[Begin]

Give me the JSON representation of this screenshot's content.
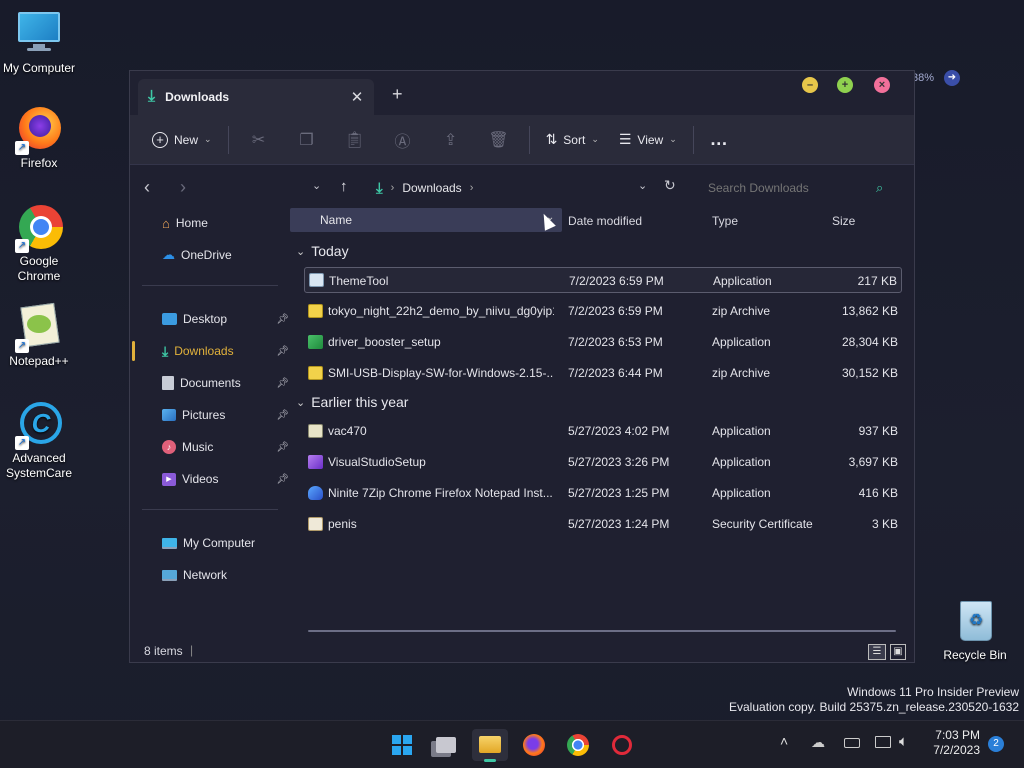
{
  "desktop": {
    "icons": [
      {
        "label": "My Computer",
        "icon": "monitor-icon"
      },
      {
        "label": "Firefox",
        "icon": "firefox-icon"
      },
      {
        "label": "Google Chrome",
        "icon": "chrome-icon"
      },
      {
        "label": "Notepad++",
        "icon": "notepadpp-icon"
      },
      {
        "label": "Advanced SystemCare",
        "icon": "systemcare-icon"
      },
      {
        "label": "Recycle Bin",
        "icon": "recycle-bin-icon"
      }
    ],
    "watermark_line1": "Windows 11 Pro Insider Preview",
    "watermark_line2": "Evaluation copy. Build 25375.zn_release.230520-1632",
    "overlay_percent": "38%"
  },
  "window": {
    "tab_title": "Downloads",
    "toolbar": {
      "new_label": "New",
      "sort_label": "Sort",
      "view_label": "View",
      "more_label": "…"
    },
    "breadcrumb": "Downloads",
    "search_placeholder": "Search Downloads",
    "sidebar": {
      "home": "Home",
      "onedrive": "OneDrive",
      "desktop": "Desktop",
      "downloads": "Downloads",
      "documents": "Documents",
      "pictures": "Pictures",
      "music": "Music",
      "videos": "Videos",
      "mycomputer": "My Computer",
      "network": "Network"
    },
    "columns": {
      "name": "Name",
      "date": "Date modified",
      "type": "Type",
      "size": "Size"
    },
    "groups": {
      "today": "Today",
      "earlier": "Earlier this year"
    },
    "files": [
      {
        "name": "ThemeTool",
        "date": "7/2/2023 6:59 PM",
        "type": "Application",
        "size": "217 KB"
      },
      {
        "name": "tokyo_night_22h2_demo_by_niivu_dg0yip1",
        "date": "7/2/2023 6:59 PM",
        "type": "zip Archive",
        "size": "13,862 KB"
      },
      {
        "name": "driver_booster_setup",
        "date": "7/2/2023 6:53 PM",
        "type": "Application",
        "size": "28,304 KB"
      },
      {
        "name": "SMI-USB-Display-SW-for-Windows-2.15-...",
        "date": "7/2/2023 6:44 PM",
        "type": "zip Archive",
        "size": "30,152 KB"
      },
      {
        "name": "vac470",
        "date": "5/27/2023 4:02 PM",
        "type": "Application",
        "size": "937 KB"
      },
      {
        "name": "VisualStudioSetup",
        "date": "5/27/2023 3:26 PM",
        "type": "Application",
        "size": "3,697 KB"
      },
      {
        "name": "Ninite 7Zip Chrome Firefox Notepad Inst...",
        "date": "5/27/2023 1:25 PM",
        "type": "Application",
        "size": "416 KB"
      },
      {
        "name": "penis",
        "date": "5/27/2023 1:24 PM",
        "type": "Security Certificate",
        "size": "3 KB"
      }
    ],
    "status_count": "8 items",
    "status_sep": "|"
  },
  "taskbar": {
    "time": "7:03 PM",
    "date": "7/2/2023",
    "notification_count": "2"
  },
  "colors": {
    "accent_green": "#3ec7a5",
    "accent_yellow": "#e1b13b",
    "window_bg": "#1f2030"
  }
}
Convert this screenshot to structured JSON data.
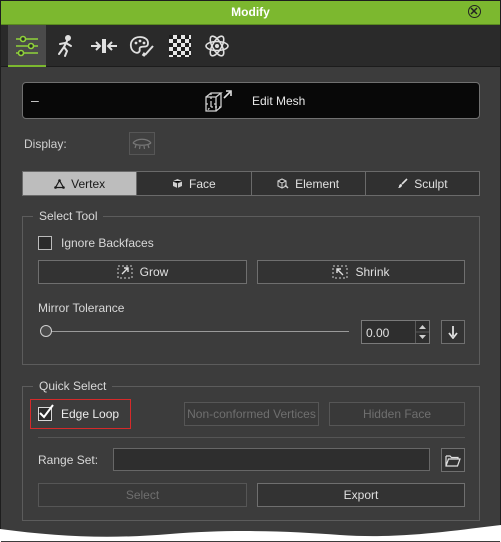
{
  "window": {
    "title": "Modify"
  },
  "tabs": [
    {
      "icon": "sliders-icon",
      "active": true
    },
    {
      "icon": "pose-figure-icon",
      "active": false
    },
    {
      "icon": "morph-arrows-icon",
      "active": false
    },
    {
      "icon": "palette-icon",
      "active": false
    },
    {
      "icon": "checker-texture-icon",
      "active": false
    },
    {
      "icon": "atom-icon",
      "active": false
    }
  ],
  "edit_mesh": {
    "collapse": "–",
    "label": "Edit Mesh"
  },
  "display": {
    "label": "Display:"
  },
  "modes": [
    {
      "label": "Vertex",
      "icon": "vertex-icon",
      "active": true
    },
    {
      "label": "Face",
      "icon": "face-icon",
      "active": false
    },
    {
      "label": "Element",
      "icon": "element-icon",
      "active": false
    },
    {
      "label": "Sculpt",
      "icon": "brush-icon",
      "active": false
    }
  ],
  "select_tool": {
    "legend": "Select Tool",
    "ignore_backfaces": {
      "label": "Ignore Backfaces",
      "checked": false
    },
    "grow_label": "Grow",
    "shrink_label": "Shrink",
    "mirror_tolerance_label": "Mirror Tolerance",
    "mirror_tolerance_value": "0.00",
    "slider_fraction": 0
  },
  "quick_select": {
    "legend": "Quick Select",
    "edge_loop": {
      "label": "Edge Loop",
      "checked": true
    },
    "non_conformed_label": "Non-conformed Vertices",
    "hidden_face_label": "Hidden Face",
    "range_set_label": "Range Set:",
    "range_set_value": "",
    "select_label": "Select",
    "export_label": "Export"
  },
  "colors": {
    "accent": "#7cb82f",
    "highlight": "#d62a2a"
  }
}
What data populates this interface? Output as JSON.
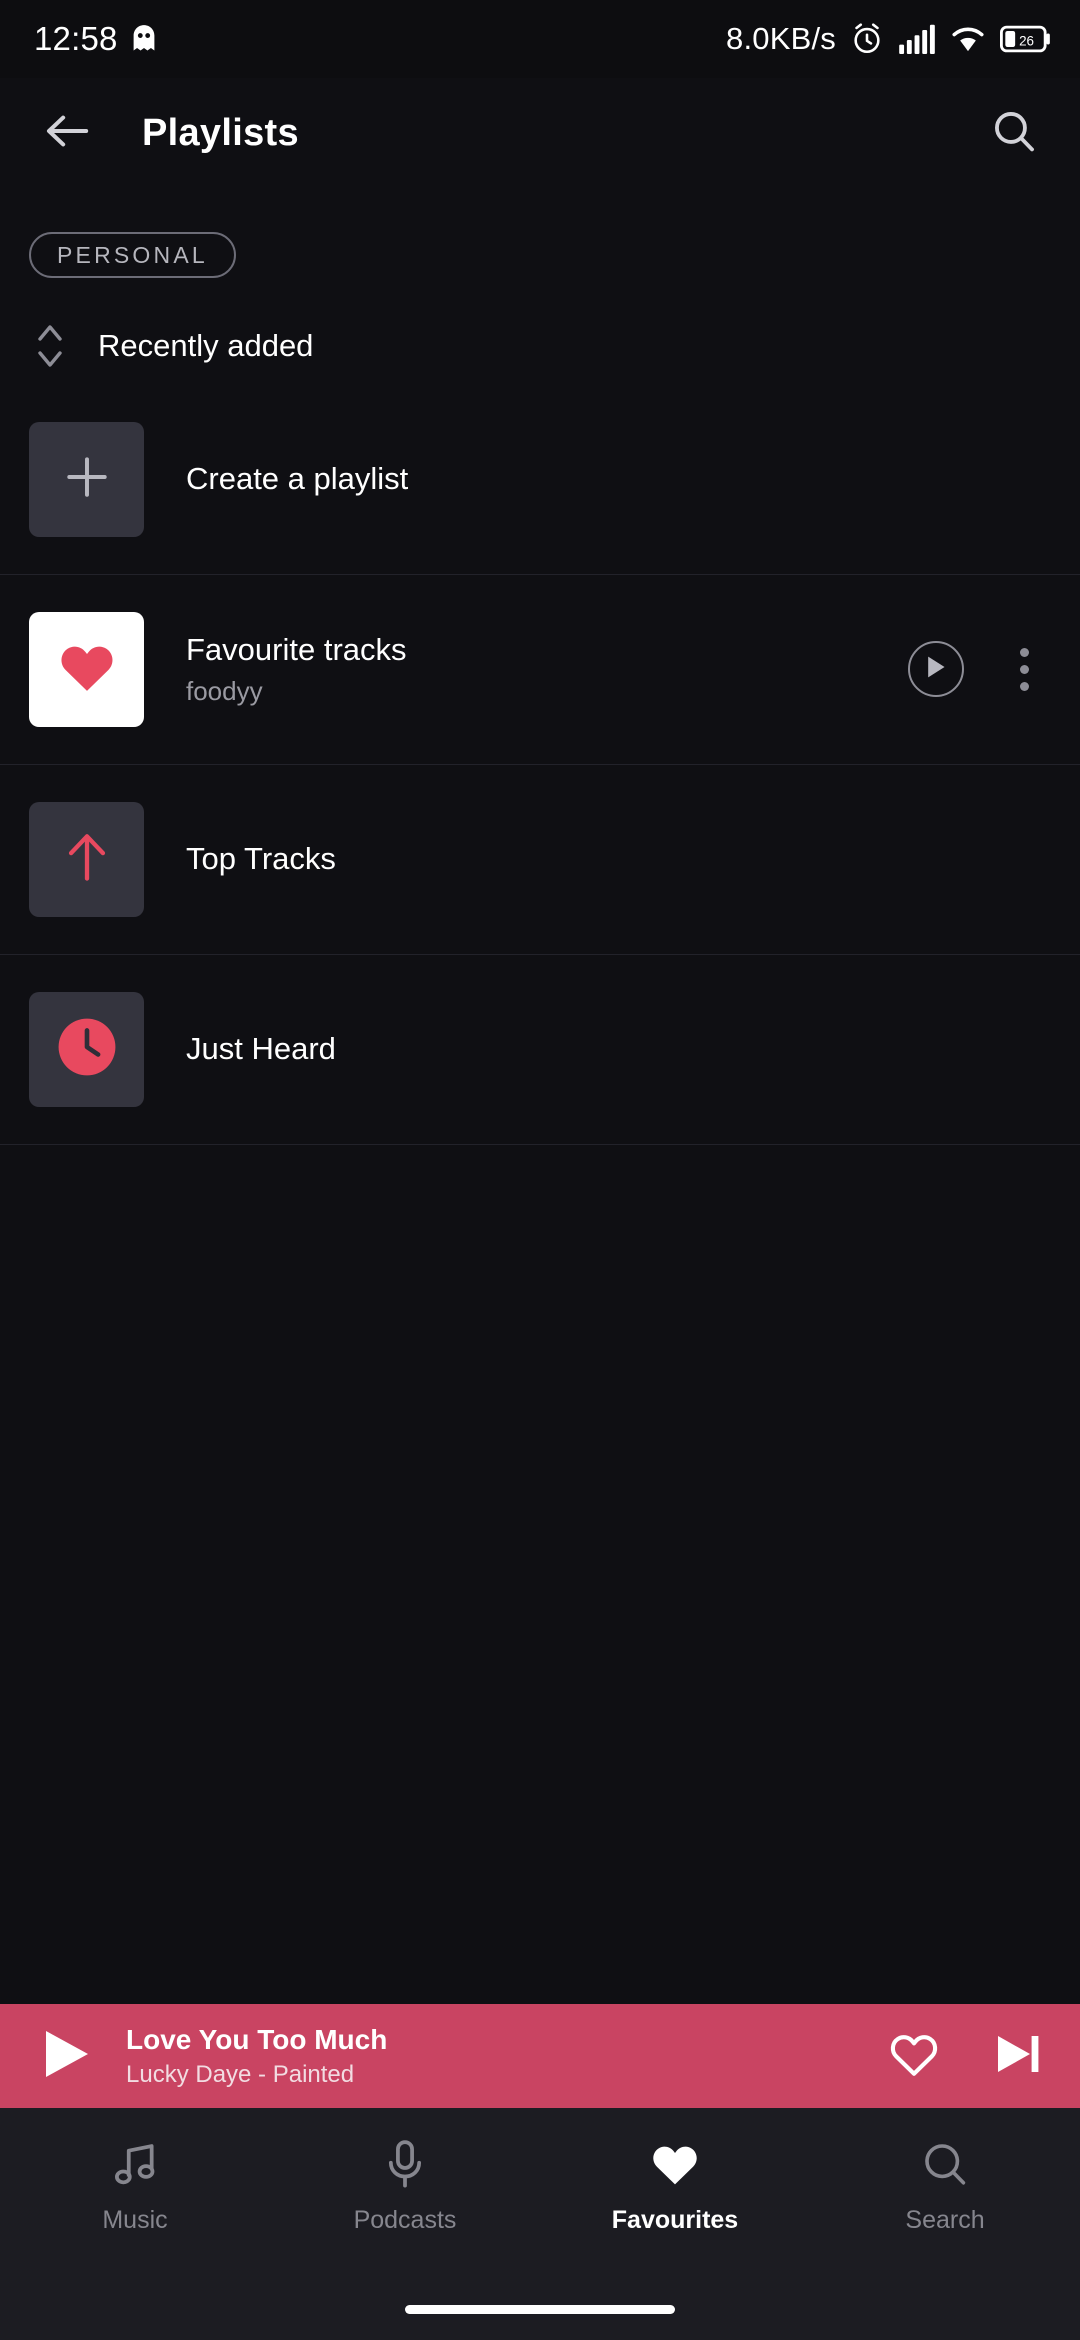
{
  "status_bar": {
    "time": "12:58",
    "network_speed": "8.0KB/s",
    "battery_level": "26",
    "icons": [
      "ghost-icon",
      "alarm-icon",
      "signal-icon",
      "wifi-icon",
      "battery-icon"
    ]
  },
  "app_bar": {
    "title": "Playlists",
    "back_icon": "arrow-left-icon",
    "search_icon": "search-icon"
  },
  "filters": {
    "chips": [
      {
        "label": "PERSONAL",
        "selected": true
      }
    ]
  },
  "sort": {
    "label": "Recently added",
    "icon": "sort-updown-icon"
  },
  "playlists": [
    {
      "title": "Create a playlist",
      "subtitle": "",
      "thumb_icon": "plus-icon",
      "thumb_style": "dark",
      "has_play": false,
      "has_menu": false
    },
    {
      "title": "Favourite tracks",
      "subtitle": "foodyy",
      "thumb_icon": "heart-icon",
      "thumb_style": "white",
      "has_play": true,
      "has_menu": true
    },
    {
      "title": "Top Tracks",
      "subtitle": "",
      "thumb_icon": "arrow-up-icon",
      "thumb_style": "dark",
      "has_play": false,
      "has_menu": false
    },
    {
      "title": "Just Heard",
      "subtitle": "",
      "thumb_icon": "clock-icon",
      "thumb_style": "dark",
      "has_play": false,
      "has_menu": false
    }
  ],
  "now_playing": {
    "title": "Love You Too Much",
    "subtitle": "Lucky Daye - Painted",
    "play_icon": "play-icon",
    "favourite_icon": "heart-outline-icon",
    "next_icon": "skip-next-icon",
    "accent_color": "#c94462"
  },
  "bottom_nav": {
    "items": [
      {
        "label": "Music",
        "icon": "music-note-icon",
        "active": false
      },
      {
        "label": "Podcasts",
        "icon": "microphone-icon",
        "active": false
      },
      {
        "label": "Favourites",
        "icon": "heart-filled-icon",
        "active": true
      },
      {
        "label": "Search",
        "icon": "search-icon",
        "active": false
      }
    ]
  },
  "colors": {
    "background": "#0f0f13",
    "accent_pink": "#e8495f",
    "player_bar": "#c94462",
    "nav_background": "#1c1c22",
    "thumb_dark": "#34343e"
  }
}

[End]

» **WORK REQUIRED**
The pictures in the entries should be left out; output everything else exactly.

» **EXPECTED ANSWER**
Give me the JSON representation of this screenshot's content.
{
  "desktop": {
    "icons": [
      {
        "label": "My Computer",
        "icon": "monitor-icon"
      },
      {
        "label": "Firefox",
        "icon": "firefox-icon"
      },
      {
        "label": "Google Chrome",
        "icon": "chrome-icon"
      },
      {
        "label": "Notepad++",
        "icon": "notepadpp-icon"
      },
      {
        "label": "Advanced SystemCare",
        "icon": "systemcare-icon"
      },
      {
        "label": "Recycle Bin",
        "icon": "recycle-bin-icon"
      }
    ],
    "watermark_line1": "Windows 11 Pro Insider Preview",
    "watermark_line2": "Evaluation copy. Build 25375.zn_release.230520-1632",
    "overlay_percent": "38%"
  },
  "window": {
    "tab_title": "Downloads",
    "toolbar": {
      "new_label": "New",
      "sort_label": "Sort",
      "view_label": "View",
      "more_label": "…"
    },
    "breadcrumb": "Downloads",
    "search_placeholder": "Search Downloads",
    "sidebar": {
      "home": "Home",
      "onedrive": "OneDrive",
      "desktop": "Desktop",
      "downloads": "Downloads",
      "documents": "Documents",
      "pictures": "Pictures",
      "music": "Music",
      "videos": "Videos",
      "mycomputer": "My Computer",
      "network": "Network"
    },
    "columns": {
      "name": "Name",
      "date": "Date modified",
      "type": "Type",
      "size": "Size"
    },
    "groups": {
      "today": "Today",
      "earlier": "Earlier this year"
    },
    "files": [
      {
        "name": "ThemeTool",
        "date": "7/2/2023 6:59 PM",
        "type": "Application",
        "size": "217 KB"
      },
      {
        "name": "tokyo_night_22h2_demo_by_niivu_dg0yip1",
        "date": "7/2/2023 6:59 PM",
        "type": "zip Archive",
        "size": "13,862 KB"
      },
      {
        "name": "driver_booster_setup",
        "date": "7/2/2023 6:53 PM",
        "type": "Application",
        "size": "28,304 KB"
      },
      {
        "name": "SMI-USB-Display-SW-for-Windows-2.15-...",
        "date": "7/2/2023 6:44 PM",
        "type": "zip Archive",
        "size": "30,152 KB"
      },
      {
        "name": "vac470",
        "date": "5/27/2023 4:02 PM",
        "type": "Application",
        "size": "937 KB"
      },
      {
        "name": "VisualStudioSetup",
        "date": "5/27/2023 3:26 PM",
        "type": "Application",
        "size": "3,697 KB"
      },
      {
        "name": "Ninite 7Zip Chrome Firefox Notepad Inst...",
        "date": "5/27/2023 1:25 PM",
        "type": "Application",
        "size": "416 KB"
      },
      {
        "name": "penis",
        "date": "5/27/2023 1:24 PM",
        "type": "Security Certificate",
        "size": "3 KB"
      }
    ],
    "status_count": "8 items",
    "status_sep": "|"
  },
  "taskbar": {
    "time": "7:03 PM",
    "date": "7/2/2023",
    "notification_count": "2"
  },
  "colors": {
    "accent_green": "#3ec7a5",
    "accent_yellow": "#e1b13b",
    "window_bg": "#1f2030"
  }
}
Convert this screenshot to structured JSON data.
{
  "window": {
    "title": "Modify"
  },
  "tabs": [
    {
      "icon": "sliders-icon",
      "active": true
    },
    {
      "icon": "pose-figure-icon",
      "active": false
    },
    {
      "icon": "morph-arrows-icon",
      "active": false
    },
    {
      "icon": "palette-icon",
      "active": false
    },
    {
      "icon": "checker-texture-icon",
      "active": false
    },
    {
      "icon": "atom-icon",
      "active": false
    }
  ],
  "edit_mesh": {
    "collapse": "–",
    "label": "Edit Mesh"
  },
  "display": {
    "label": "Display:"
  },
  "modes": [
    {
      "label": "Vertex",
      "icon": "vertex-icon",
      "active": true
    },
    {
      "label": "Face",
      "icon": "face-icon",
      "active": false
    },
    {
      "label": "Element",
      "icon": "element-icon",
      "active": false
    },
    {
      "label": "Sculpt",
      "icon": "brush-icon",
      "active": false
    }
  ],
  "select_tool": {
    "legend": "Select Tool",
    "ignore_backfaces": {
      "label": "Ignore Backfaces",
      "checked": false
    },
    "grow_label": "Grow",
    "shrink_label": "Shrink",
    "mirror_tolerance_label": "Mirror Tolerance",
    "mirror_tolerance_value": "0.00",
    "slider_fraction": 0
  },
  "quick_select": {
    "legend": "Quick Select",
    "edge_loop": {
      "label": "Edge Loop",
      "checked": true
    },
    "non_conformed_label": "Non-conformed Vertices",
    "hidden_face_label": "Hidden Face",
    "range_set_label": "Range Set:",
    "range_set_value": "",
    "select_label": "Select",
    "export_label": "Export"
  },
  "colors": {
    "accent": "#7cb82f",
    "highlight": "#d62a2a"
  }
}
What data populates this interface? Output as JSON.
{
  "status_bar": {
    "time": "12:58",
    "network_speed": "8.0KB/s",
    "battery_level": "26",
    "icons": [
      "ghost-icon",
      "alarm-icon",
      "signal-icon",
      "wifi-icon",
      "battery-icon"
    ]
  },
  "app_bar": {
    "title": "Playlists",
    "back_icon": "arrow-left-icon",
    "search_icon": "search-icon"
  },
  "filters": {
    "chips": [
      {
        "label": "PERSONAL",
        "selected": true
      }
    ]
  },
  "sort": {
    "label": "Recently added",
    "icon": "sort-updown-icon"
  },
  "playlists": [
    {
      "title": "Create a playlist",
      "subtitle": "",
      "thumb_icon": "plus-icon",
      "thumb_style": "dark",
      "has_play": false,
      "has_menu": false
    },
    {
      "title": "Favourite tracks",
      "subtitle": "foodyy",
      "thumb_icon": "heart-icon",
      "thumb_style": "white",
      "has_play": true,
      "has_menu": true
    },
    {
      "title": "Top Tracks",
      "subtitle": "",
      "thumb_icon": "arrow-up-icon",
      "thumb_style": "dark",
      "has_play": false,
      "has_menu": false
    },
    {
      "title": "Just Heard",
      "subtitle": "",
      "thumb_icon": "clock-icon",
      "thumb_style": "dark",
      "has_play": false,
      "has_menu": false
    }
  ],
  "now_playing": {
    "title": "Love You Too Much",
    "subtitle": "Lucky Daye - Painted",
    "play_icon": "play-icon",
    "favourite_icon": "heart-outline-icon",
    "next_icon": "skip-next-icon",
    "accent_color": "#c94462"
  },
  "bottom_nav": {
    "items": [
      {
        "label": "Music",
        "icon": "music-note-icon",
        "active": false
      },
      {
        "label": "Podcasts",
        "icon": "microphone-icon",
        "active": false
      },
      {
        "label": "Favourites",
        "icon": "heart-filled-icon",
        "active": true
      },
      {
        "label": "Search",
        "icon": "search-icon",
        "active": false
      }
    ]
  },
  "colors": {
    "background": "#0f0f13",
    "accent_pink": "#e8495f",
    "player_bar": "#c94462",
    "nav_background": "#1c1c22",
    "thumb_dark": "#34343e"
  }
}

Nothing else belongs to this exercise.